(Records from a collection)
———

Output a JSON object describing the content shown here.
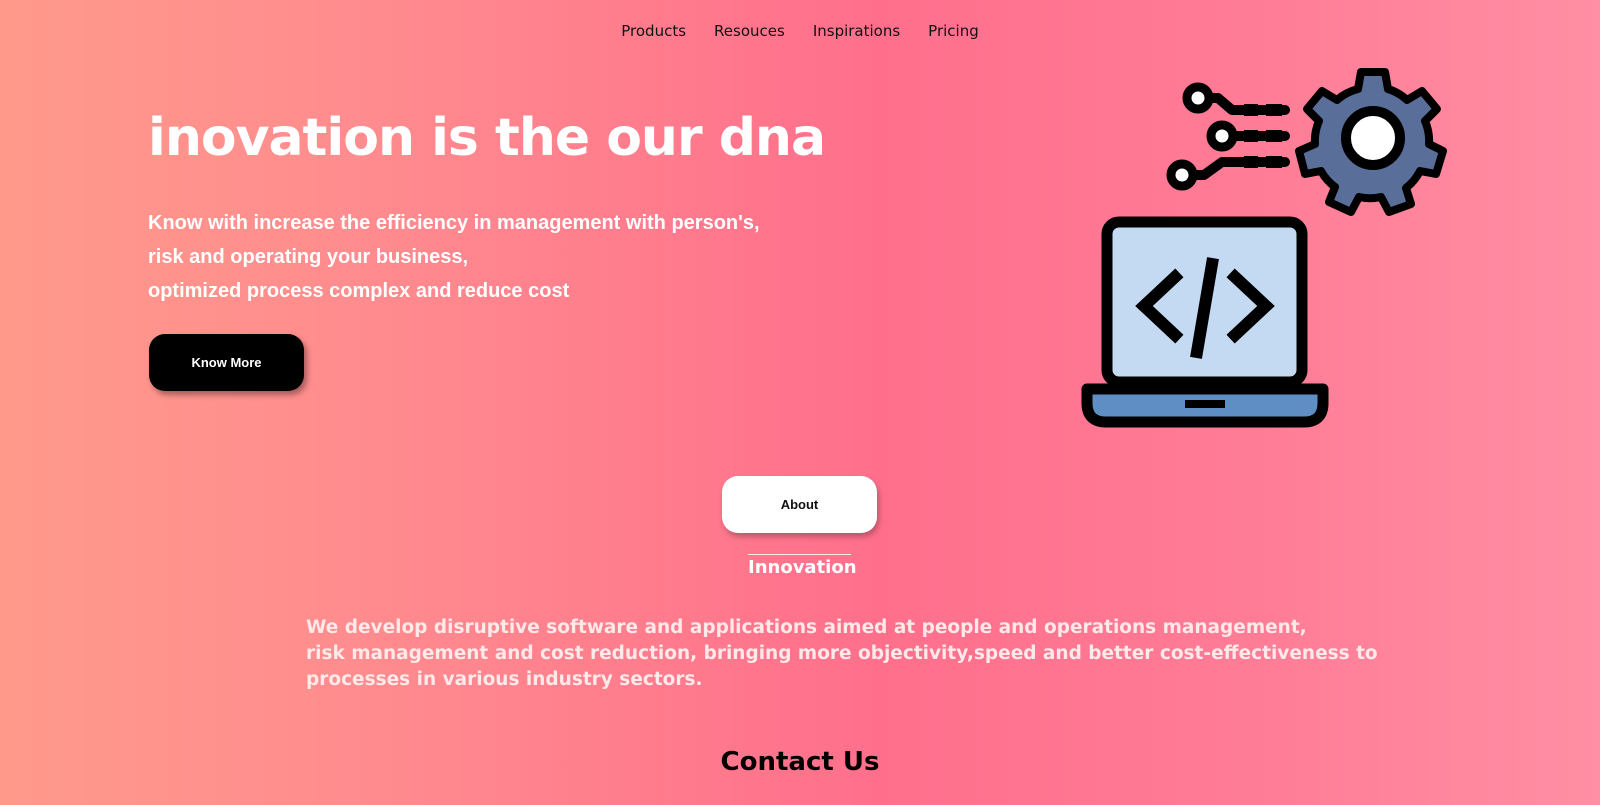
{
  "nav": {
    "items": [
      "Products",
      "Resouces",
      "Inspirations",
      "Pricing"
    ]
  },
  "hero": {
    "title": "inovation is the our dna",
    "lines": [
      "Know with increase the efficiency in management with person's,",
      "risk and operating your business,",
      "optimized process complex and reduce cost"
    ],
    "cta_label": "Know More",
    "illustration": [
      "circuit-gear-icon",
      "laptop-code-icon"
    ]
  },
  "about": {
    "button_label": "About",
    "title": "Innovation",
    "lines": [
      "We develop disruptive software and applications aimed at people and operations management,",
      "risk management and cost reduction, bringing more objectivity,speed and better cost-effectiveness to",
      "processes in various industry sectors."
    ]
  },
  "contact": {
    "title": "Contact Us"
  },
  "colors": {
    "gradient_left": "#ff9a8b",
    "gradient_mid": "#ff6f8c",
    "gradient_right": "#ff8fa4",
    "gear": "#5a6e9a",
    "laptop_screen": "#c3daf2",
    "laptop_base": "#5f8ec4"
  }
}
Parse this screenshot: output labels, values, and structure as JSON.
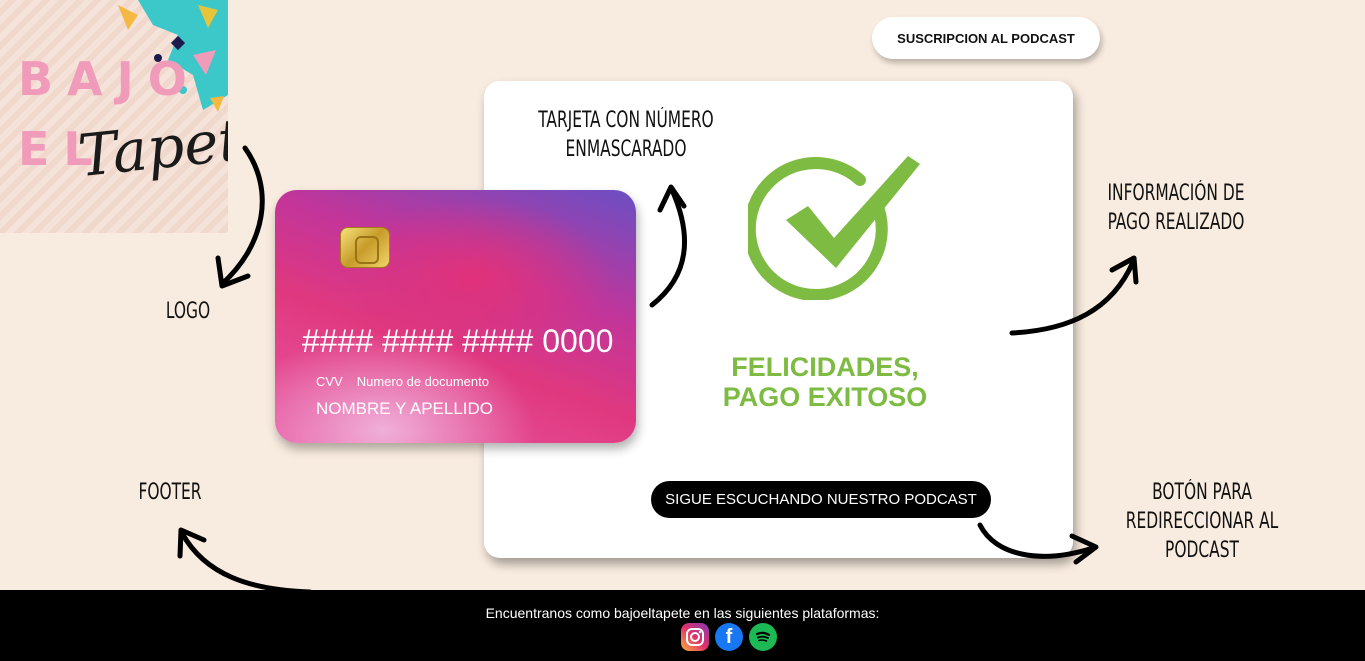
{
  "logo": {
    "line1": "BAJO",
    "line2": "EL",
    "script": "Tapete"
  },
  "annotations": {
    "logo": "LOGO",
    "footer": "FOOTER",
    "card": "TARJETA CON  NÚMERO\nENMASCARADO",
    "payment_info": "INFORMACIÓN DE\nPAGO REALIZADO",
    "redirect_button": "BOTÓN PARA\nREDIRECCIONAR AL\nPODCAST"
  },
  "header": {
    "subscribe_label": "SUSCRIPCION AL PODCAST"
  },
  "credit_card": {
    "number": "#### #### #### 0000",
    "cvv_label": "CVV",
    "document_label": "Numero de documento",
    "name_label": "NOMBRE Y APELLIDO"
  },
  "confirmation": {
    "icon": "check-circle-icon",
    "line1": "FELICIDADES,",
    "line2": "PAGO EXITOSO",
    "button_label": "SIGUE ESCUCHANDO NUESTRO PODCAST",
    "accent_color": "#7dbb42"
  },
  "footer": {
    "text": "Encuentranos como bajoeltapete en las siguientes plataformas:",
    "platforms": [
      "instagram-icon",
      "facebook-icon",
      "spotify-icon"
    ]
  }
}
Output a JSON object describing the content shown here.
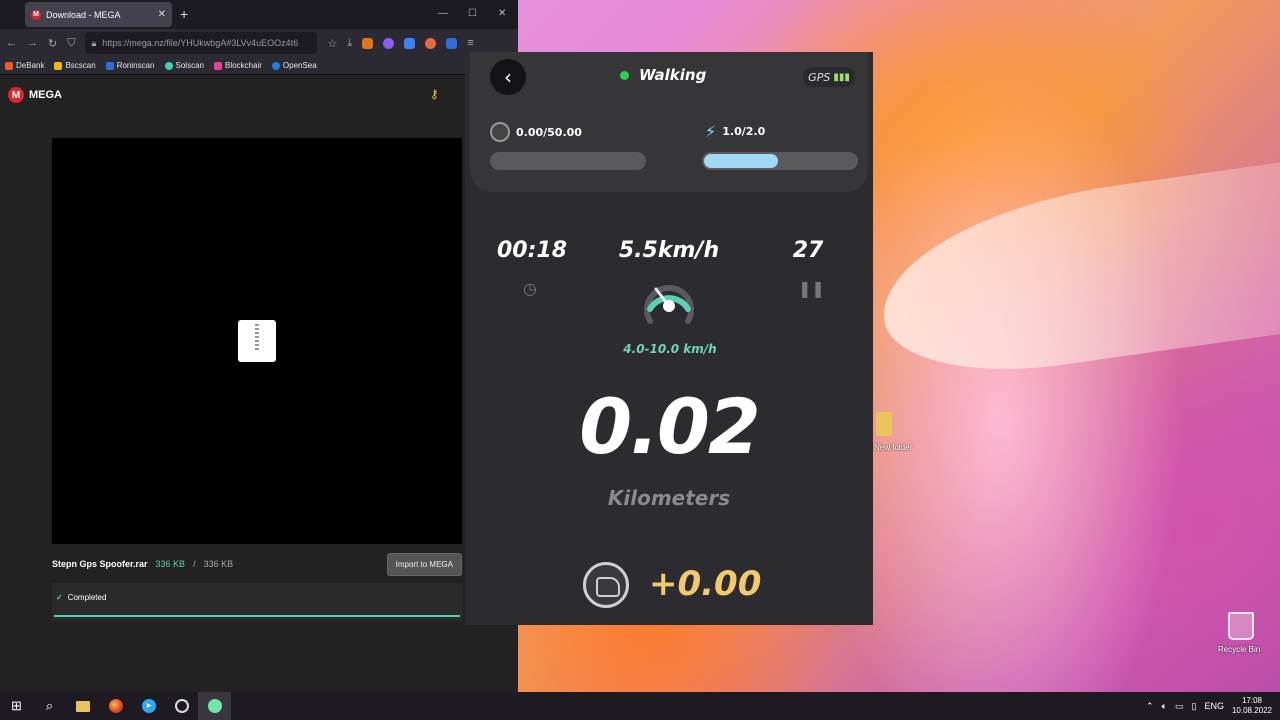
{
  "browser": {
    "tab_title": "Download - MEGA",
    "url": "https://mega.nz/file/YHUkwbgA#3LVv4uEOOz4t6",
    "bookmarks": [
      "DeBank",
      "Bscscan",
      "Roninscan",
      "Solscan",
      "Blockchair",
      "OpenSea"
    ]
  },
  "mega": {
    "logo": "MEGA",
    "file_name": "Stepn Gps Spoofer.rar",
    "downloaded": "336 KB",
    "separator": "/",
    "total": "336 KB",
    "import_label": "Import to MEGA",
    "status": "Completed"
  },
  "app": {
    "mode": "Walking",
    "gps_label": "GPS",
    "energy_counter": "0.00/50.00",
    "energy_value": "1.0/2.0",
    "energy_fill": 0.5,
    "time": "00:18",
    "speed": "5.5km/h",
    "steps": "27",
    "speed_range": "4.0-10.0 km/h",
    "distance": "0.02",
    "distance_unit": "Kilometers",
    "earnings": "+0.00"
  },
  "desktop": {
    "folder_label": "New folder",
    "recycle_label": "Recycle Bin"
  },
  "taskbar": {
    "lang": "ENG",
    "time": "17:08",
    "date": "10.08.2022"
  },
  "colors": {
    "accent_green": "#5ccfb4",
    "bar_fill": "#9fd9f5",
    "earnings_gold": "#f2c96b",
    "mega_red": "#d9272e"
  }
}
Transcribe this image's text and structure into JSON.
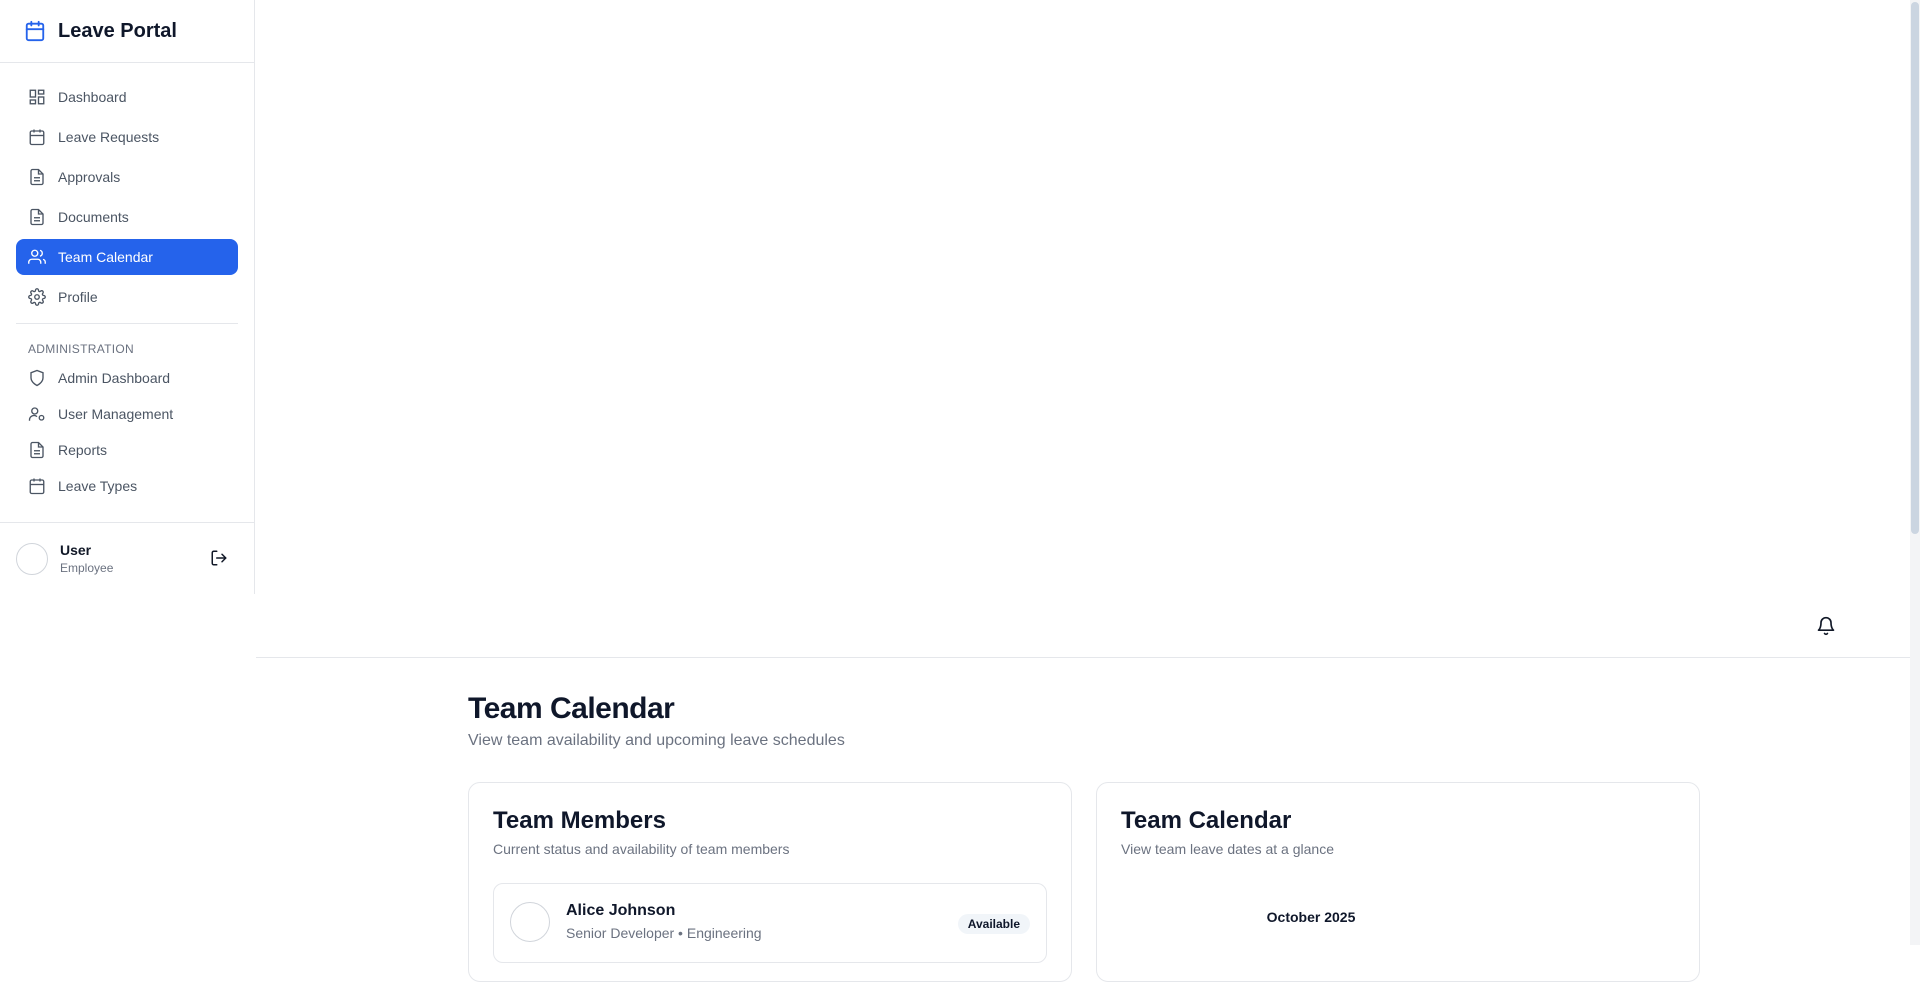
{
  "app": {
    "title": "Leave Portal"
  },
  "sidebar": {
    "items": [
      {
        "label": "Dashboard",
        "icon": "grid-icon",
        "active": false
      },
      {
        "label": "Leave Requests",
        "icon": "calendar-icon",
        "active": false
      },
      {
        "label": "Approvals",
        "icon": "file-icon",
        "active": false
      },
      {
        "label": "Documents",
        "icon": "file-icon",
        "active": false
      },
      {
        "label": "Team Calendar",
        "icon": "users-icon",
        "active": true
      },
      {
        "label": "Profile",
        "icon": "gear-icon",
        "active": false
      }
    ],
    "admin_label": "ADMINISTRATION",
    "admin_items": [
      {
        "label": "Admin Dashboard",
        "icon": "shield-icon"
      },
      {
        "label": "User Management",
        "icon": "user-cog-icon"
      },
      {
        "label": "Reports",
        "icon": "file-icon"
      },
      {
        "label": "Leave Types",
        "icon": "calendar-icon"
      }
    ]
  },
  "user": {
    "name": "User",
    "role": "Employee"
  },
  "page": {
    "title": "Team Calendar",
    "subtitle": "View team availability and upcoming leave schedules"
  },
  "members_card": {
    "title": "Team Members",
    "subtitle": "Current status and availability of team members",
    "members": [
      {
        "name": "Alice Johnson",
        "role": "Senior Developer • Engineering",
        "status": "Available"
      }
    ]
  },
  "calendar_card": {
    "title": "Team Calendar",
    "subtitle": "View team leave dates at a glance",
    "month": "October 2025"
  },
  "colors": {
    "accent": "#2563eb",
    "border": "#e5e7eb",
    "muted": "#6b7280"
  }
}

———

Pull out every line of the entries that includes the word "Dashboard".

        "label": "Dashboard",
        "label": "Admin Dashboard",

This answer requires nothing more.